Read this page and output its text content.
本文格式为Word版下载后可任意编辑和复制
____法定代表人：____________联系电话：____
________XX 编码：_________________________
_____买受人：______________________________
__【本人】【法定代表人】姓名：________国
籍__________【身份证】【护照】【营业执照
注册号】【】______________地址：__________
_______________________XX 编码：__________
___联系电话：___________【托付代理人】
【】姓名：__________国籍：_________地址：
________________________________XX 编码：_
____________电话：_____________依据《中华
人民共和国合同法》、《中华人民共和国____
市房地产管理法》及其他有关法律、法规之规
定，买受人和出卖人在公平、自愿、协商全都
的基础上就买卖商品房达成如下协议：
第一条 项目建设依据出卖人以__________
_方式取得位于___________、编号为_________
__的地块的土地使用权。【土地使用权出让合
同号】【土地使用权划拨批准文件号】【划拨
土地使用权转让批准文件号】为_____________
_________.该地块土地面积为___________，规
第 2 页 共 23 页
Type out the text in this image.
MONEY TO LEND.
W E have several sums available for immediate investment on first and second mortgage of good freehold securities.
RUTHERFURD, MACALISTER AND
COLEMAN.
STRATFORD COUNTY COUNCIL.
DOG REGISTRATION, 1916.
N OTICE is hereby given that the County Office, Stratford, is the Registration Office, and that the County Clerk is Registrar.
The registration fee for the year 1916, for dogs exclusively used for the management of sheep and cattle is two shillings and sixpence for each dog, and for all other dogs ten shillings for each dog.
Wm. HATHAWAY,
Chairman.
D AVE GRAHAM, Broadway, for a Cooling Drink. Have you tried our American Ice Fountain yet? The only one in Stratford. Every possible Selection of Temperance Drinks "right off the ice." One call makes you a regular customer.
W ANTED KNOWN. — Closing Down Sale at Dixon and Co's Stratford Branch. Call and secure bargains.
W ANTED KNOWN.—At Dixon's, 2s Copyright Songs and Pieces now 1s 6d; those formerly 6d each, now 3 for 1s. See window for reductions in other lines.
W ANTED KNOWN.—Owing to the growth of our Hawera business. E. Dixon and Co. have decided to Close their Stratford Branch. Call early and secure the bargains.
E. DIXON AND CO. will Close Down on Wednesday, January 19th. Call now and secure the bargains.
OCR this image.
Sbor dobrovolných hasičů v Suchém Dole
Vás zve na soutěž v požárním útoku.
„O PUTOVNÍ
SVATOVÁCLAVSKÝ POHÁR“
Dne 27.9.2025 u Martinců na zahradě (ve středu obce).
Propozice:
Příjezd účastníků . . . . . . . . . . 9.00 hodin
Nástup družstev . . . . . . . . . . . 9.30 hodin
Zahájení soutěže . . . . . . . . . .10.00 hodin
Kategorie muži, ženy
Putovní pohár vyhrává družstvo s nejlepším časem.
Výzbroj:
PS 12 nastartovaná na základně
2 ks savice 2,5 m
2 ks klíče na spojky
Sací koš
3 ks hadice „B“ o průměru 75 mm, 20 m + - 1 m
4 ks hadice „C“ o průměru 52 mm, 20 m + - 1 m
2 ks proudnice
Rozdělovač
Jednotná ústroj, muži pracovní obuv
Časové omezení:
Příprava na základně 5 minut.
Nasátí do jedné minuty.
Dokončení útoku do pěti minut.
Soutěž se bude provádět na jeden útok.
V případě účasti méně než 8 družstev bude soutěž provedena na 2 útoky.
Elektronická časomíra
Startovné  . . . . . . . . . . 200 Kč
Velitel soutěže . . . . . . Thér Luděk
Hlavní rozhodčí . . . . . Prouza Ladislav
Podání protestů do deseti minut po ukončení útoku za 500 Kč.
- - -
- Work to do
Write out every entry above, word for word.

- Response to the task
Read this page and output its text content.
本文格式为Word版下载后可任意编辑和复制
____法定代表人：____________联系电话：____
________XX 编码：_________________________
_____买受人：______________________________
__【本人】【法定代表人】姓名：________国
籍__________【身份证】【护照】【营业执照
注册号】【】______________地址：__________
_______________________XX 编码：__________
___联系电话：___________【托付代理人】
【】姓名：__________国籍：_________地址：
________________________________XX 编码：_
____________电话：_____________依据《中华
人民共和国合同法》、《中华人民共和国____
市房地产管理法》及其他有关法律、法规之规
定，买受人和出卖人在公平、自愿、协商全都
的基础上就买卖商品房达成如下协议：
第一条 项目建设依据出卖人以__________
_方式取得位于___________、编号为_________
__的地块的土地使用权。【土地使用权出让合
同号】【土地使用权划拨批准文件号】【划拨
土地使用权转让批准文件号】为_____________
_________.该地块土地面积为___________，规
第 2 页 共 23 页
Type out the text in this image.
MONEY TO LEND.
W E have several sums available for immediate investment on first and second mortgage of good freehold securities.
RUTHERFURD, MACALISTER AND
COLEMAN.
STRATFORD COUNTY COUNCIL.
DOG REGISTRATION, 1916.
N OTICE is hereby given that the County Office, Stratford, is the Registration Office, and that the County Clerk is Registrar.
The registration fee for the year 1916, for dogs exclusively used for the management of sheep and cattle is two shillings and sixpence for each dog, and for all other dogs ten shillings for each dog.
Wm. HATHAWAY,
Chairman.
D AVE GRAHAM, Broadway, for a Cooling Drink. Have you tried our American Ice Fountain yet? The only one in Stratford. Every possible Selection of Temperance Drinks "right off the ice." One call makes you a regular customer.
W ANTED KNOWN. — Closing Down Sale at Dixon and Co's Stratford Branch. Call and secure bargains.
W ANTED KNOWN.—At Dixon's, 2s Copyright Songs and Pieces now 1s 6d; those formerly 6d each, now 3 for 1s. See window for reductions in other lines.
W ANTED KNOWN.—Owing to the growth of our Hawera business. E. Dixon and Co. have decided to Close their Stratford Branch. Call early and secure the bargains.
E. DIXON AND CO. will Close Down on Wednesday, January 19th. Call now and secure the bargains.
OCR this image.
Sbor dobrovolných hasičů v Suchém Dole
Vás zve na soutěž v požárním útoku.
„O PUTOVNÍ
SVATOVÁCLAVSKÝ POHÁR“
Dne 27.9.2025 u Martinců na zahradě (ve středu obce).
Propozice:
Příjezd účastníků . . . . . . . . . . 9.00 hodin
Nástup družstev . . . . . . . . . . . 9.30 hodin
Zahájení soutěže . . . . . . . . . .10.00 hodin
Kategorie muži, ženy
Putovní pohár vyhrává družstvo s nejlepším časem.
Výzbroj:
PS 12 nastartovaná na základně
2 ks savice 2,5 m
2 ks klíče na spojky
Sací koš
3 ks hadice „B“ o průměru 75 mm, 20 m + - 1 m
4 ks hadice „C“ o průměru 52 mm, 20 m + - 1 m
2 ks proudnice
Rozdělovač
Jednotná ústroj, muži pracovní obuv
Časové omezení:
Příprava na základně 5 minut.
Nasátí do jedné minuty.
Dokončení útoku do pěti minut.
Soutěž se bude provádět na jeden útok.
V případě účasti méně než 8 družstev bude soutěž provedena na 2 útoky.
Elektronická časomíra
Startovné  . . . . . . . . . . 200 Kč
Velitel soutěže . . . . . . Thér Luděk
Hlavní rozhodčí . . . . . Prouza Ladislav
Podání protestů do deseti minut po ukončení útoku za 500 Kč.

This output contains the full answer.